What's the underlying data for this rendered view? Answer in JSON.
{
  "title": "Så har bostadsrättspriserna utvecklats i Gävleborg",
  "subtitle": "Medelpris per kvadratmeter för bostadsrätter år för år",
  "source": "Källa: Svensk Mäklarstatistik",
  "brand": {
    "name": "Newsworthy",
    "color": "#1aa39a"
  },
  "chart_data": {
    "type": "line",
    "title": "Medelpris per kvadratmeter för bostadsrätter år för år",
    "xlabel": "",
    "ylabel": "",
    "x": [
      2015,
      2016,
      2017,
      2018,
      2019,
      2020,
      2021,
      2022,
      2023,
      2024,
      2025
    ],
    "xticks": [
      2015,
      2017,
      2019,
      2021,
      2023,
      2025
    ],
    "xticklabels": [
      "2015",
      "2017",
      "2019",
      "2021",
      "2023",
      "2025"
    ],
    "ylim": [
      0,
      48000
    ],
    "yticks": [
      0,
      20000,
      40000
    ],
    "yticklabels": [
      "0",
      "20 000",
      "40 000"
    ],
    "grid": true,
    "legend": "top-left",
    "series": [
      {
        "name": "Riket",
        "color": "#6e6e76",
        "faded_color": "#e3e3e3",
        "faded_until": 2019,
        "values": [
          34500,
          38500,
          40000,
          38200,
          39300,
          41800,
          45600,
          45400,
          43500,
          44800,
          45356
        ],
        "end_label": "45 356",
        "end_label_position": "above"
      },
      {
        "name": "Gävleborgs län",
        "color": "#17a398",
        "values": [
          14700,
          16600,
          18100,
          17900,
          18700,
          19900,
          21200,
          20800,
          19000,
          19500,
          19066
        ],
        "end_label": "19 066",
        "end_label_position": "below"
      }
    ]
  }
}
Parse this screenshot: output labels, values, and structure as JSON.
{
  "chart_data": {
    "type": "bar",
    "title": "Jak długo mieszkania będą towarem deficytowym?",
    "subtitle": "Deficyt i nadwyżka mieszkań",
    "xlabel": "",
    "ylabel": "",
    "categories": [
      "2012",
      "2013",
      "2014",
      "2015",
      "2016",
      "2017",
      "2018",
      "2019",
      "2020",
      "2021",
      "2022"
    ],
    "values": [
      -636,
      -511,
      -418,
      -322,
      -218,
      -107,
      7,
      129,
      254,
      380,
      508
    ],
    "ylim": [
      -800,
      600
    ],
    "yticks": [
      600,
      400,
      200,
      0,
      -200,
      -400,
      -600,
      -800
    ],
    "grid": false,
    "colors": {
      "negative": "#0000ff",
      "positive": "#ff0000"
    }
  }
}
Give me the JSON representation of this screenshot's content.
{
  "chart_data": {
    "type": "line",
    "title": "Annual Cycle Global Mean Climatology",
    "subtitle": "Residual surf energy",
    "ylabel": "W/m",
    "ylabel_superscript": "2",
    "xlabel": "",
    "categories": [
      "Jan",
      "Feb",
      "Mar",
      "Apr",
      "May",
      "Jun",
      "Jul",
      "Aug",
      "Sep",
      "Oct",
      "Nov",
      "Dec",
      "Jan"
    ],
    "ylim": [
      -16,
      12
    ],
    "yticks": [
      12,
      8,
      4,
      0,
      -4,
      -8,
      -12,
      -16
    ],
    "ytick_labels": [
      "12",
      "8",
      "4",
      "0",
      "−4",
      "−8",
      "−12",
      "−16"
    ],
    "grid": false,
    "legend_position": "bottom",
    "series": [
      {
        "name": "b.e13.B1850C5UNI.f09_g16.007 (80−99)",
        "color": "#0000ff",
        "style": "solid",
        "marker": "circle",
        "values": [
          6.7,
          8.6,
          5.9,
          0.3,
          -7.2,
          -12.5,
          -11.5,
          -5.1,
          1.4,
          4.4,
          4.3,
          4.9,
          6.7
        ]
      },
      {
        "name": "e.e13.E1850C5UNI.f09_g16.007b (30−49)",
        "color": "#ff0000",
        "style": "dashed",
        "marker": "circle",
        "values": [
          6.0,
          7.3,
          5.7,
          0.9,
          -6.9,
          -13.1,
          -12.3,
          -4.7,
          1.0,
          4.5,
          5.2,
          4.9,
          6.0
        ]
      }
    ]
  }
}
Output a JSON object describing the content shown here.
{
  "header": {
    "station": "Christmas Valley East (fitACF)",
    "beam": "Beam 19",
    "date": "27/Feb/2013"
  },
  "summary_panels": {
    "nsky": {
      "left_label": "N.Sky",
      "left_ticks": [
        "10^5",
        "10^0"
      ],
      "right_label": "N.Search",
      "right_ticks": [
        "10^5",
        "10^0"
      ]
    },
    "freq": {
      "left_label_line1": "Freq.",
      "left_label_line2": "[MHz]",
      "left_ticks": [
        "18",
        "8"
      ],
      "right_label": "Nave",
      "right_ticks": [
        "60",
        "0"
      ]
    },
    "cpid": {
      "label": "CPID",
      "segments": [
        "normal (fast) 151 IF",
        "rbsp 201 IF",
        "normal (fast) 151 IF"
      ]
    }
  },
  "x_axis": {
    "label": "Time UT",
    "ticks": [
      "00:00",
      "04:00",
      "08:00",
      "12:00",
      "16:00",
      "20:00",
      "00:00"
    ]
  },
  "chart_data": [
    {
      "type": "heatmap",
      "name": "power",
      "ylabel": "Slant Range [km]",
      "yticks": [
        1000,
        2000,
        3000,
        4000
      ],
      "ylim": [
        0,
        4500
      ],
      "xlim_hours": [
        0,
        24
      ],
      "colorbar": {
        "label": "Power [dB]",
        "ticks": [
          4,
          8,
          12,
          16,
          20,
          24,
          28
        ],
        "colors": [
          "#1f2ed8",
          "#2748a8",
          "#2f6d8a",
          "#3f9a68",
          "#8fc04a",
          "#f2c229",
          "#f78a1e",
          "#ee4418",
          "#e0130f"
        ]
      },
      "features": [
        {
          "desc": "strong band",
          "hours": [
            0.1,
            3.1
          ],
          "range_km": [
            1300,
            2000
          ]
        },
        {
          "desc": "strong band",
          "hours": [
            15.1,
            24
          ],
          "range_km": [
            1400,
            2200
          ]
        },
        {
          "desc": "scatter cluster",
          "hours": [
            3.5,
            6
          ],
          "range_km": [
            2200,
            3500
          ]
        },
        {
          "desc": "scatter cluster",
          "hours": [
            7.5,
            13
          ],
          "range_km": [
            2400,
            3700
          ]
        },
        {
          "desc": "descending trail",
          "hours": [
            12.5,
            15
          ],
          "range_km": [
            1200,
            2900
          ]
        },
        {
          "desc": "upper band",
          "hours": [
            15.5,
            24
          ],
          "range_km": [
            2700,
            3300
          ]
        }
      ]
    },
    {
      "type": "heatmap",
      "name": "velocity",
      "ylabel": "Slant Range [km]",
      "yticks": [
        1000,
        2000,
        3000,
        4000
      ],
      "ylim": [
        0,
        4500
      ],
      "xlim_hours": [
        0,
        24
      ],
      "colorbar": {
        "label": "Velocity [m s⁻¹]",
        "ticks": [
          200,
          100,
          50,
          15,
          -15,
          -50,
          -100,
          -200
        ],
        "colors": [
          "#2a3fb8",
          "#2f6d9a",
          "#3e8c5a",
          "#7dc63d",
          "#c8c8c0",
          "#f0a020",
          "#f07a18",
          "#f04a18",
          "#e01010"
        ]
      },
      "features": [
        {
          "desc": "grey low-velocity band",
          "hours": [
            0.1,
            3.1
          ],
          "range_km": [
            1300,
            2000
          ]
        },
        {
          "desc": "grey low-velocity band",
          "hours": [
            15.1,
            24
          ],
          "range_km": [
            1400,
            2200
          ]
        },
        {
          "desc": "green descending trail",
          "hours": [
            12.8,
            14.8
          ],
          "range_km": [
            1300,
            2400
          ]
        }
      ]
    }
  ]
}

- **Do this**
Which lines include the word "fast"? List them all.

- **Complete response**
        "normal (fast) 151 IF",
        "normal (fast) 151 IF"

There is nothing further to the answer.